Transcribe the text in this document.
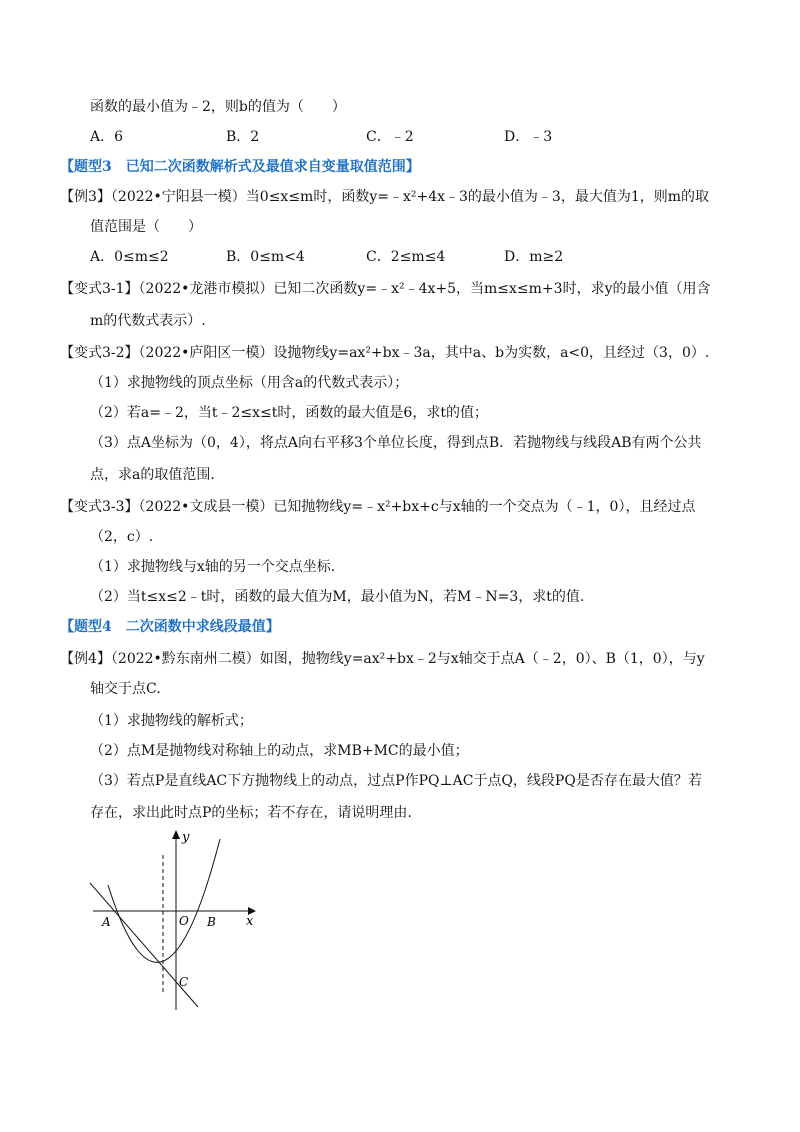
函数的最小值为﹣2，则b的值为（　　）
A．6	B．2	C．﹣2	D．﹣3
【题型3　已知二次函数解析式及最值求自变量取值范围】
【例3】（2022•宁阳县一模）当0≤x≤m时，函数y=﹣x²+4x﹣3的最小值为﹣3，最大值为1，则m的取
值范围是（　　）
A．0≤m≤2	B．0≤m<4	C．2≤m≤4	D．m≥2
【变式3-1】（2022•龙港市模拟）已知二次函数y=﹣x²﹣4x+5，当m≤x≤m+3时，求y的最小值（用含
m的代数式表示）.
【变式3-2】（2022•庐阳区一模）设抛物线y=ax²+bx﹣3a，其中a、b为实数，a<0，且经过（3，0）.
（1）求抛物线的顶点坐标（用含a的代数式表示）；
（2）若a=﹣2，当t﹣2≤x≤t时，函数的最大值是6，求t的值；
（3）点A坐标为（0，4），将点A向右平移3个单位长度，得到点B．若抛物线与线段AB有两个公共
点，求a的取值范围.
【变式3-3】（2022•文成县一模）已知抛物线y=﹣x²+bx+c与x轴的一个交点为（﹣1，0），且经过点
（2，c）.
（1）求抛物线与x轴的另一个交点坐标.
（2）当t≤x≤2﹣t时，函数的最大值为M，最小值为N，若M﹣N=3，求t的值.
【题型4　二次函数中求线段最值】
【例4】（2022•黔东南州二模）如图，抛物线y=ax²+bx﹣2与x轴交于点A（﹣2，0）、B（1，0），与y
轴交于点C.
（1）求抛物线的解析式；
（2）点M是抛物线对称轴上的动点，求MB+MC的最小值；
（3）若点P是直线AC下方抛物线上的动点，过点P作PQ⊥AC于点Q，线段PQ是否存在最大值？若
存在，求出此时点P的坐标；若不存在，请说明理由.
y
x
O
A	B
C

**SET PROBLEM**. Which lines hold the word "求t的值"? Return all of them from the records above.

**RESULT**.
（2）若a=﹣2，当t﹣2≤x≤t时，函数的最大值是6，求t的值；
（2）当t≤x≤2﹣t时，函数的最大值为M，最小值为N，若M﹣N=3，求t的值.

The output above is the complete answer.